Print each line of the listing once more, precisely as given.

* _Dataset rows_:
○ ○ ○ ○ ○

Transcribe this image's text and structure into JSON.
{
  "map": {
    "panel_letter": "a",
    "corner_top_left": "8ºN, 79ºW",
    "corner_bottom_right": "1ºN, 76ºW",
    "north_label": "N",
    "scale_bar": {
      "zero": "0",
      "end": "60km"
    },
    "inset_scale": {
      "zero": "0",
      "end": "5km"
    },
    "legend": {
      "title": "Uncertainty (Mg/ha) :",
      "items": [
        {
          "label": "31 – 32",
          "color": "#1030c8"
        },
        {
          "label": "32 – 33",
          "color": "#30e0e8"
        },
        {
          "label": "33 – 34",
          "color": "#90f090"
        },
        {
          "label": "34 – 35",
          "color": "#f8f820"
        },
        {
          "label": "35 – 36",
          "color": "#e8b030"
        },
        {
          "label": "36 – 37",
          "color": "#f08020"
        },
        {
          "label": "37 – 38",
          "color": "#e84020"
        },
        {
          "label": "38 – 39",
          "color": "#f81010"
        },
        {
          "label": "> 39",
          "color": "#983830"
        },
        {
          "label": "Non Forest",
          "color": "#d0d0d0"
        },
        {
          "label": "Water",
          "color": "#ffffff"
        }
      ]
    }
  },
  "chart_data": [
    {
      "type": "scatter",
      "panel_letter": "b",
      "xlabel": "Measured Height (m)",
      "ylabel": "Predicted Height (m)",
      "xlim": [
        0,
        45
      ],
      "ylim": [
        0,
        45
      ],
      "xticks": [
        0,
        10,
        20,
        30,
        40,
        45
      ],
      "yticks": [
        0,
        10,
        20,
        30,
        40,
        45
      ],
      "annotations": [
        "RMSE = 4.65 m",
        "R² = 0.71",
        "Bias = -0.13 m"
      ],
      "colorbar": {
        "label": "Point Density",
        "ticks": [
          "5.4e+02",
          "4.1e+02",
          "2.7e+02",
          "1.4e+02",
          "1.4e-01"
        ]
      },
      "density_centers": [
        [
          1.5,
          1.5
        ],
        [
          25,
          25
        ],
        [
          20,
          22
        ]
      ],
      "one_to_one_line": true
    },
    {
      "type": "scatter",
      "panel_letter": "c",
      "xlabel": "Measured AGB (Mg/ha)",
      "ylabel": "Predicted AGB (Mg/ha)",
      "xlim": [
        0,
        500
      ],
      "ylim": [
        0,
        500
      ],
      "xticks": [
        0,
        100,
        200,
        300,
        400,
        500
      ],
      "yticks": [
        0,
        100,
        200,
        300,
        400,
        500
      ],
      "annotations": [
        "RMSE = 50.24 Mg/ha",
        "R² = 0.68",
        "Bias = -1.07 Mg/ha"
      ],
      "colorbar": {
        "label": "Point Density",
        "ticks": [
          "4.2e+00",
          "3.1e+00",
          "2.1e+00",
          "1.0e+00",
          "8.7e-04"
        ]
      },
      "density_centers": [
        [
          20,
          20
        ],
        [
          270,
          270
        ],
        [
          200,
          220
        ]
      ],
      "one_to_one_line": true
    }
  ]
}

○ ○ ○ ○ ○

* _SOLUTION TO THIS EXERCISE_:
Transcribe this image's text and structure into JSON.
{
  "map": {
    "panel_letter": "a",
    "corner_top_left": "8ºN, 79ºW",
    "corner_bottom_right": "1ºN, 76ºW",
    "north_label": "N",
    "scale_bar": {
      "zero": "0",
      "end": "60km"
    },
    "inset_scale": {
      "zero": "0",
      "end": "5km"
    },
    "legend": {
      "title": "Uncertainty (Mg/ha) :",
      "items": [
        {
          "label": "31 – 32",
          "color": "#1030c8"
        },
        {
          "label": "32 – 33",
          "color": "#30e0e8"
        },
        {
          "label": "33 – 34",
          "color": "#90f090"
        },
        {
          "label": "34 – 35",
          "color": "#f8f820"
        },
        {
          "label": "35 – 36",
          "color": "#e8b030"
        },
        {
          "label": "36 – 37",
          "color": "#f08020"
        },
        {
          "label": "37 – 38",
          "color": "#e84020"
        },
        {
          "label": "38 – 39",
          "color": "#f81010"
        },
        {
          "label": "> 39",
          "color": "#983830"
        },
        {
          "label": "Non Forest",
          "color": "#d0d0d0"
        },
        {
          "label": "Water",
          "color": "#ffffff"
        }
      ]
    }
  },
  "chart_data": [
    {
      "type": "scatter",
      "panel_letter": "b",
      "xlabel": "Measured Height (m)",
      "ylabel": "Predicted Height (m)",
      "xlim": [
        0,
        45
      ],
      "ylim": [
        0,
        45
      ],
      "xticks": [
        0,
        10,
        20,
        30,
        40,
        45
      ],
      "yticks": [
        0,
        10,
        20,
        30,
        40,
        45
      ],
      "annotations": [
        "RMSE = 4.65 m",
        "R² = 0.71",
        "Bias = -0.13 m"
      ],
      "colorbar": {
        "label": "Point Density",
        "ticks": [
          "5.4e+02",
          "4.1e+02",
          "2.7e+02",
          "1.4e+02",
          "1.4e-01"
        ]
      },
      "density_centers": [
        [
          1.5,
          1.5
        ],
        [
          25,
          25
        ],
        [
          20,
          22
        ]
      ],
      "one_to_one_line": true
    },
    {
      "type": "scatter",
      "panel_letter": "c",
      "xlabel": "Measured AGB (Mg/ha)",
      "ylabel": "Predicted AGB (Mg/ha)",
      "xlim": [
        0,
        500
      ],
      "ylim": [
        0,
        500
      ],
      "xticks": [
        0,
        100,
        200,
        300,
        400,
        500
      ],
      "yticks": [
        0,
        100,
        200,
        300,
        400,
        500
      ],
      "annotations": [
        "RMSE = 50.24 Mg/ha",
        "R² = 0.68",
        "Bias = -1.07 Mg/ha"
      ],
      "colorbar": {
        "label": "Point Density",
        "ticks": [
          "4.2e+00",
          "3.1e+00",
          "2.1e+00",
          "1.0e+00",
          "8.7e-04"
        ]
      },
      "density_centers": [
        [
          20,
          20
        ],
        [
          270,
          270
        ],
        [
          200,
          220
        ]
      ],
      "one_to_one_line": true
    }
  ]
}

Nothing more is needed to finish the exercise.